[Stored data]
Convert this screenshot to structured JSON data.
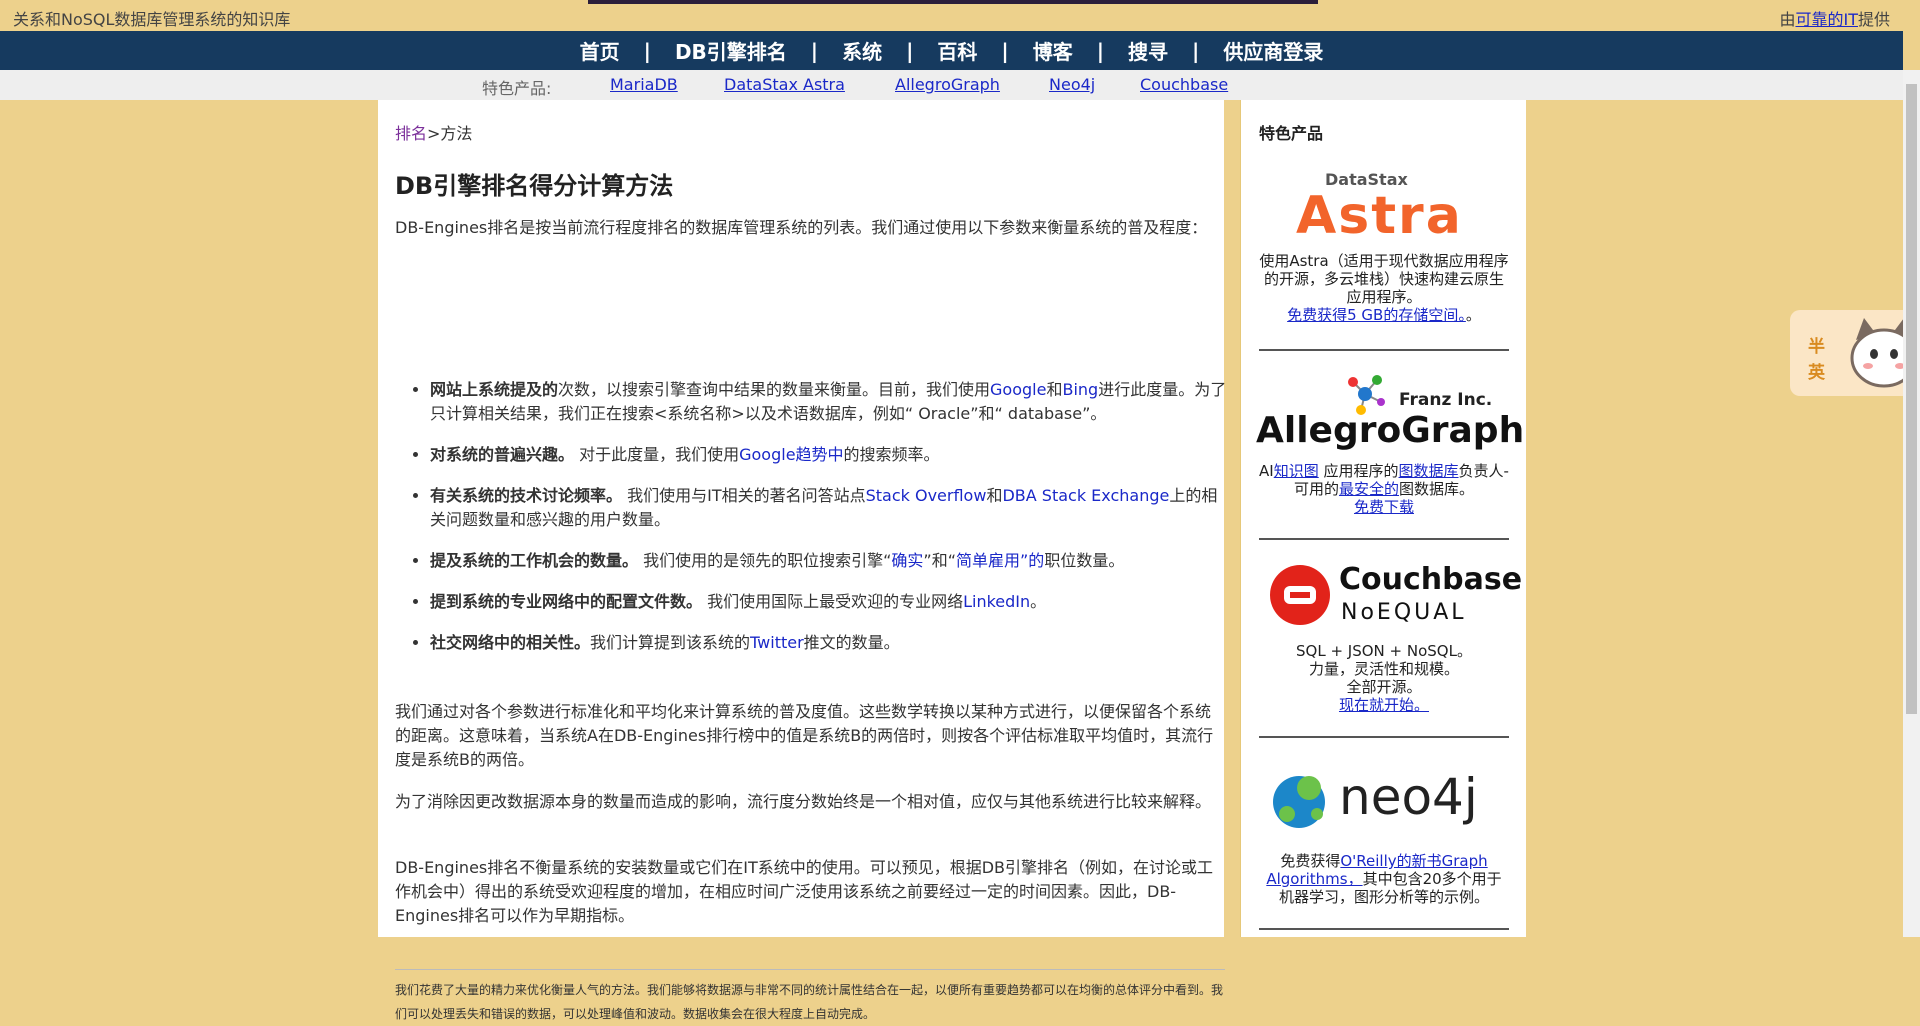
{
  "topbar": {
    "tagline": "关系和NoSQL数据库管理系统的知识库",
    "provider_prefix": "由",
    "provider_link": "可靠的IT",
    "provider_suffix": "提供"
  },
  "nav": {
    "items": [
      "首页",
      "DB引擎排名",
      "系统",
      "百科",
      "博客",
      "搜寻",
      "供应商登录"
    ],
    "separator": "|"
  },
  "featured_bar": {
    "label": "特色产品:",
    "links": [
      "MariaDB ",
      "DataStax Astra ",
      "AllegroGraph ",
      "Neo4j ",
      "Couchbase"
    ]
  },
  "breadcrumb": {
    "link": "排名",
    "sep": ">",
    "current": "方法"
  },
  "main": {
    "title": "DB引擎排名得分计算方法",
    "intro": "DB-Engines排名是按当前流行程度排名的数据库管理系统的列表。我们通过使用以下参数来衡量系统的普及程度：",
    "bullets": [
      {
        "bold": "网站上系统提及的",
        "t1": "次数，以搜索引擎查询中结果的数量来衡量。目前，我们使用",
        "a1": "Google",
        "t2": "和",
        "a2": "Bing",
        "t3": "进行此度量。为了只计算相关结果，我们正在搜索<系统名称>以及术语数据库，例如“ Oracle”和“ database”。"
      },
      {
        "bold": "对系统的普遍兴趣。",
        "t1": " 对于此度量，我们使用",
        "a1": "Google趋势中",
        "t2": "的搜索频率。"
      },
      {
        "bold": "有关系统的技术讨论频率。",
        "t1": " 我们使用与IT相关的著名问答站点",
        "a1": "Stack Overflow",
        "t2": "和",
        "a2": "DBA Stack Exchange",
        "t3": "上的相关问题数量和感兴趣的用户数量。"
      },
      {
        "bold": "提及系统的工作机会的数量。",
        "t1": " 我们使用的是领先的职位搜索引擎“",
        "a1": "确实",
        "t2": "”和“",
        "a2": "简单雇用”的",
        "t3": "职位数量。"
      },
      {
        "bold": "提到系统的专业网络中的配置文件数。",
        "t1": " 我们使用国际上最受欢迎的专业网络",
        "a1": "LinkedIn",
        "t2": "。"
      },
      {
        "bold": "社交网络中的相关性。",
        "t1": "我们计算提到该系统的",
        "a1": "Twitter",
        "t2": "推文的数量。"
      }
    ],
    "para2": "我们通过对各个参数进行标准化和平均化来计算系统的普及度值。这些数学转换以某种方式进行，以便保留各个系统的距离。这意味着，当系统A在DB-Engines排行榜中的值是系统B的两倍时，则按各个评估标准取平均值时，其流行度是系统B的两倍。",
    "para3": "为了消除因更改数据源本身的数量而造成的影响，流行度分数始终是一个相对值，应仅与其他系统进行比较来解释。",
    "para4": "DB-Engines排名不衡量系统的安装数量或它们在IT系统中的使用。可以预见，根据DB引擎排名（例如，在讨论或工作机会中）得出的系统受欢迎程度的增加，在相应时间广泛使用该系统之前要经过一定的时间因素。因此，DB-Engines排名可以作为早期指标。",
    "footnote": "我们花费了大量的精力来优化衡量人气的方法。我们能够将数据源与非常不同的统计属性结合在一起，以便所有重要趋势都可以在均衡的总体评分中看到。我们可以处理丢失和错误的数据，可以处理峰值和波动。数据收集会在很大程度上自动完成。"
  },
  "sidebar": {
    "title": "特色产品",
    "ads": [
      {
        "logo_top": "DataStax",
        "logo_main": "Astra",
        "text1": "使用Astra（适用于现代数据应用程序的开源，多云堆栈）快速构建云原生应用程序。",
        "link": "免费获得5 GB的存储空间。",
        "text2": "。"
      },
      {
        "logo_top": "Franz Inc.",
        "logo_main": "AllegroGraph",
        "t1": "AI",
        "a1": "知识图",
        "t2": " 应用程序的",
        "a2": "图数据库",
        "t3": "负责人-可用的",
        "a3": "最安全的",
        "t4": "图数据库。",
        "link": "免费下载"
      },
      {
        "logo_main": "Couchbase",
        "logo_sub": "NoEQUAL",
        "text1": "SQL + JSON + NoSQL。",
        "text2": "力量，灵活性和规模。",
        "text3": "全部开源。",
        "link": "现在就开始。"
      },
      {
        "logo_main": "neo4j",
        "t1": "免费获得",
        "a1": "O'Reilly的新书Graph Algorithms，",
        "t2": "其中包含20多个用于机器学习，图形分析等的示例。"
      }
    ]
  },
  "mascot": {
    "t1": "半",
    "t2": "英"
  },
  "colors": {
    "nav_bg": "#163a5f",
    "page_bg": "#edd18c",
    "link": "#1a28c8",
    "astra_orange": "#f2642b",
    "couchbase_red": "#e2231a",
    "neo4j_blue": "#1c87c9",
    "neo4j_green": "#6cc24a"
  }
}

■ **Problem statement**
Filter the records above and return every line that holds the word "AllegroGraph".

■ **Reply**
      "AllegroGraph ",
        "logo_main": "AllegroGraph",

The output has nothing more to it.